■ **SHORT TASK**
From the listing below, copy every line with the word "meminta".

■ **DATA EXTRACT**
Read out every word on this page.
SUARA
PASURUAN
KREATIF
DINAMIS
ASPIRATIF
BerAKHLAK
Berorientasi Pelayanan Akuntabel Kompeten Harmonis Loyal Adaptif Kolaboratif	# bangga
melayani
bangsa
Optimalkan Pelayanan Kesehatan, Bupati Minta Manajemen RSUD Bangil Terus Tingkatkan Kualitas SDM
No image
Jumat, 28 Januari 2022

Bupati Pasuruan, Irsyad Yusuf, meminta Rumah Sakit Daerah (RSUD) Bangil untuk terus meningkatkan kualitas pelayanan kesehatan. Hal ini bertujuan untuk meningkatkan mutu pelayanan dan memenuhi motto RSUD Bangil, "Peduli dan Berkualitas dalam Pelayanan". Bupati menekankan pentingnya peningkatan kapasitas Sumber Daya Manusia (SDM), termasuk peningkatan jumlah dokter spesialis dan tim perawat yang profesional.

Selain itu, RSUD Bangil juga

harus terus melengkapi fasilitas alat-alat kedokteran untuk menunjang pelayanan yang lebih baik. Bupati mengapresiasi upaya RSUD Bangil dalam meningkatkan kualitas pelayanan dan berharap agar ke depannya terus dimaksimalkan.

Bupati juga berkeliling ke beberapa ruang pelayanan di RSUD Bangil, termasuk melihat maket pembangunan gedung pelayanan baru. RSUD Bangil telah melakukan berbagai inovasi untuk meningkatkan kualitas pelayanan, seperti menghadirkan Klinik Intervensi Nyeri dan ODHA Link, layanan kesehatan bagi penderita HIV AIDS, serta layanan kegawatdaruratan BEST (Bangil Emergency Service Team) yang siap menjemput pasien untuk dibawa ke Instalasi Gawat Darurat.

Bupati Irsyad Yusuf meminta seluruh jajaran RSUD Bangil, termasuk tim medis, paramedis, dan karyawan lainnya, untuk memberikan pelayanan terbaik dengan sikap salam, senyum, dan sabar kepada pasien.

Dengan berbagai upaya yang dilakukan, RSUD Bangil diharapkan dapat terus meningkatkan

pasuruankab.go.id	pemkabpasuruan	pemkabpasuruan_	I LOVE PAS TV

■ **ANSWER BELOW**
Bupati Pasuruan, Irsyad Yusuf, meminta Rumah Sakit Daerah (RSUD) Bangil untuk terus meningkatkan kualitas pelayanan kesehatan. Hal ini bertujuan untuk meningkatkan mutu pelayanan dan memenuhi motto RSUD Bangil, "Peduli dan Berkualitas dalam Pelayanan". Bupati menekankan pentingnya peningkatan kapasitas Sumber Daya Manusia (SDM), termasuk peningkatan jumlah dokter spesialis dan tim perawat yang profesional.
Bupati Irsyad Yusuf meminta seluruh jajaran RSUD Bangil, termasuk tim medis, paramedis, dan karyawan lainnya, untuk memberikan pelayanan terbaik dengan sikap salam, senyum, dan sabar kepada pasien.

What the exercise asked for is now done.